## Dataset excerpts
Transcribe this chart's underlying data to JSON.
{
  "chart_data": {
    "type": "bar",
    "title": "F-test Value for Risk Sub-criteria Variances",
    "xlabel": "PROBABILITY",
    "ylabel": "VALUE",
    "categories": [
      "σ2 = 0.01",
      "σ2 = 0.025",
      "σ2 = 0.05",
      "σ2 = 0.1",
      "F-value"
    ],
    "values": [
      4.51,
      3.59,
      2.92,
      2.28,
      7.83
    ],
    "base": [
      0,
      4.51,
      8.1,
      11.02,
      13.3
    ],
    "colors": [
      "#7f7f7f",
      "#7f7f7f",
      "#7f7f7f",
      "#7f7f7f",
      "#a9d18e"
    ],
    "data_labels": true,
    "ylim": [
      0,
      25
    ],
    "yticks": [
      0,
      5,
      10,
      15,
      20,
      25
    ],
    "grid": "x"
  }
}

## Stated task
Write out every record verbatim.

## Solution to the problem
Transcribe this chart's underlying data to JSON.
{
  "chart_data": {
    "type": "bar",
    "title": "F-test Value for Risk Sub-criteria Variances",
    "xlabel": "PROBABILITY",
    "ylabel": "VALUE",
    "categories": [
      "σ2 = 0.01",
      "σ2 = 0.025",
      "σ2 = 0.05",
      "σ2 = 0.1",
      "F-value"
    ],
    "values": [
      4.51,
      3.59,
      2.92,
      2.28,
      7.83
    ],
    "base": [
      0,
      4.51,
      8.1,
      11.02,
      13.3
    ],
    "colors": [
      "#7f7f7f",
      "#7f7f7f",
      "#7f7f7f",
      "#7f7f7f",
      "#a9d18e"
    ],
    "data_labels": true,
    "ylim": [
      0,
      25
    ],
    "yticks": [
      0,
      5,
      10,
      15,
      20,
      25
    ],
    "grid": "x"
  }
}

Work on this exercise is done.